### To do
Copy out each line of the listing that has the word "uncertainty" in it.
== Material provided
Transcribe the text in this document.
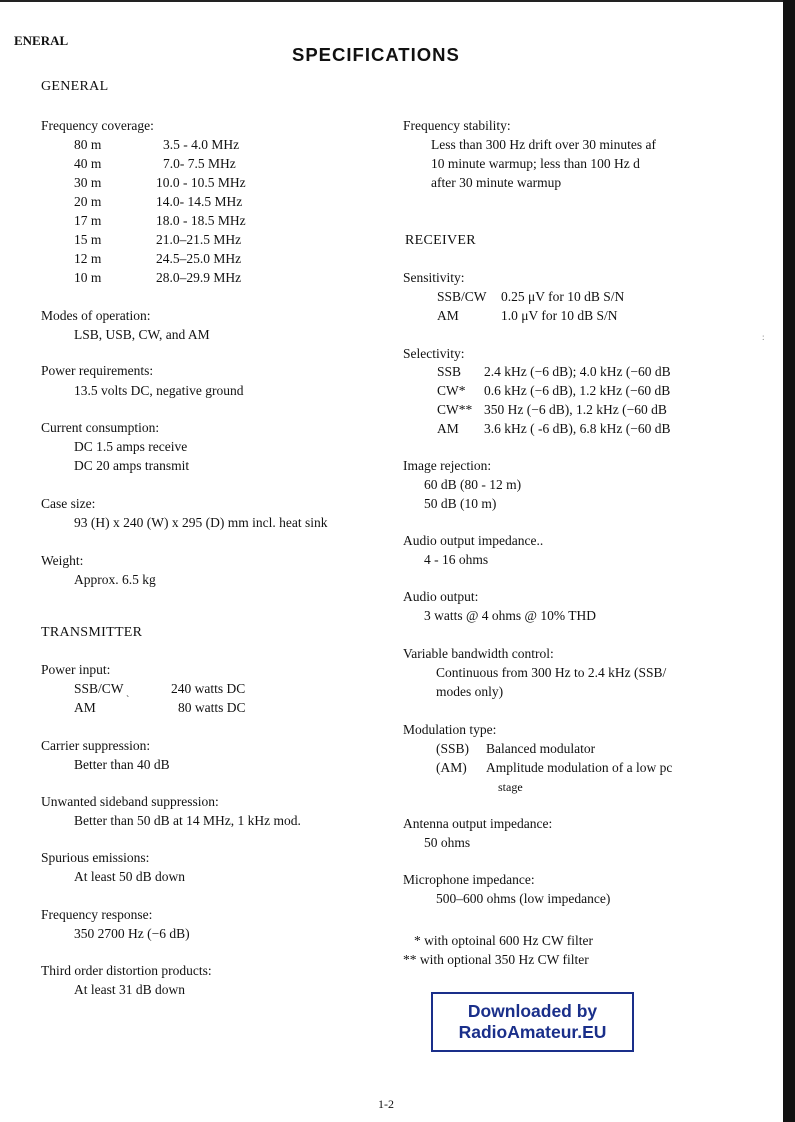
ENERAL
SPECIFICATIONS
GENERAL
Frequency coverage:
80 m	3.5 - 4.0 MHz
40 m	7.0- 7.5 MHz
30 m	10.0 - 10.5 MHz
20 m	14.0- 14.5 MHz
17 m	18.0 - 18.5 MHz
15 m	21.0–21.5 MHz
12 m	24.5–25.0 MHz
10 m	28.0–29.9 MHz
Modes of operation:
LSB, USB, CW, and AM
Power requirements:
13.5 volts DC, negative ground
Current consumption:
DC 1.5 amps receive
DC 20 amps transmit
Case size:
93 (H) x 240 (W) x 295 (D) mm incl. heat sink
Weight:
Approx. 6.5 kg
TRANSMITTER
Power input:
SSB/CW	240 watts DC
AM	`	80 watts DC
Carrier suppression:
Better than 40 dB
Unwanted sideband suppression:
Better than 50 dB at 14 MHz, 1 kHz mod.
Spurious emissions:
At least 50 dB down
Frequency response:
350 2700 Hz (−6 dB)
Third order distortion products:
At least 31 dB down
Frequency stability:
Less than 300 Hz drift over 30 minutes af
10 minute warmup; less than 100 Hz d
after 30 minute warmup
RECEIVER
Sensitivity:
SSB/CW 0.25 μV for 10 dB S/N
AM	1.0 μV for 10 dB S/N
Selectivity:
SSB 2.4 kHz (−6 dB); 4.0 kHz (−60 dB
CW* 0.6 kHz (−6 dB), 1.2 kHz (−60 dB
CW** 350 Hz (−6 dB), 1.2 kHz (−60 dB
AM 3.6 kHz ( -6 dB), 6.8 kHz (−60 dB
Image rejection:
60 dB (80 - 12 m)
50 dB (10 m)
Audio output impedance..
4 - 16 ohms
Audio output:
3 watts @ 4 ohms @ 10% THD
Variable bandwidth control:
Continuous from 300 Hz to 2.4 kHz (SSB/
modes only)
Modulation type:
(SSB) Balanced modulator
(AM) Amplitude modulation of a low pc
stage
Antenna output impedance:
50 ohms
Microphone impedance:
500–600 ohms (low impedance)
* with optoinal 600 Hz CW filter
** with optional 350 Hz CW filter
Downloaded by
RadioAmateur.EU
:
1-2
====
== Material provided
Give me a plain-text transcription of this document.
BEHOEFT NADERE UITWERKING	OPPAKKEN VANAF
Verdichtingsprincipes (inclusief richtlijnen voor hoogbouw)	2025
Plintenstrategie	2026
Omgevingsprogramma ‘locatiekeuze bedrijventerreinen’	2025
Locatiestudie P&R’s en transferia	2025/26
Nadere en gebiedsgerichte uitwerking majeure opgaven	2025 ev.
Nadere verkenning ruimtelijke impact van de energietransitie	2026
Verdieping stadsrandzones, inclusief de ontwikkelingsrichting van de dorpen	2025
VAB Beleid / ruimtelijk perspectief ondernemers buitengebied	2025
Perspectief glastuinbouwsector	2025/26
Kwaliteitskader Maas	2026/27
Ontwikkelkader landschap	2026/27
====
== Material provided
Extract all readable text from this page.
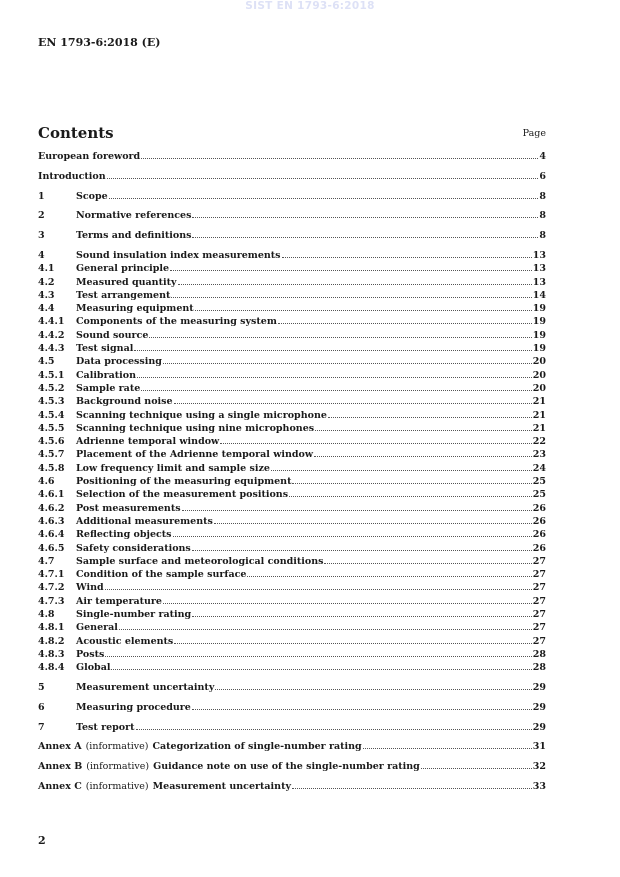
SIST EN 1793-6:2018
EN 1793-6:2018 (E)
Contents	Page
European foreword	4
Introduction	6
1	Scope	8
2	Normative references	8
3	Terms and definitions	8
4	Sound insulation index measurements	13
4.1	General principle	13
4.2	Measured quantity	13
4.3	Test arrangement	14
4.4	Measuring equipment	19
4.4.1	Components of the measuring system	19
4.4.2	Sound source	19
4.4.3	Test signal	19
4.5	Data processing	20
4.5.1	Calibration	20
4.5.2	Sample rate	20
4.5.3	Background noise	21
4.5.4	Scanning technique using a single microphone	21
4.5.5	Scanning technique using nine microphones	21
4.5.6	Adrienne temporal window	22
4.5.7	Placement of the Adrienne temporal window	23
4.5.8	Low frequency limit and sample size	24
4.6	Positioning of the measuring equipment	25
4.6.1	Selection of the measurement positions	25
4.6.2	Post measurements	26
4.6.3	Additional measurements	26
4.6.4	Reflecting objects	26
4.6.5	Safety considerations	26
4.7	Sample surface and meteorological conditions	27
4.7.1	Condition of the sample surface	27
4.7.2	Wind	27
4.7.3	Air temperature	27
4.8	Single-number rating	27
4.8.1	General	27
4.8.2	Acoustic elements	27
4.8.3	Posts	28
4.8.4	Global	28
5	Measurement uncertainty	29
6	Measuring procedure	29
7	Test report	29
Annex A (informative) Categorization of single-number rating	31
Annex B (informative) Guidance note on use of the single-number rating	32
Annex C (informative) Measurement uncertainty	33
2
====
### Reply to the exercise
5	Measurement uncertainty	29
Annex C (informative) Measurement uncertainty	33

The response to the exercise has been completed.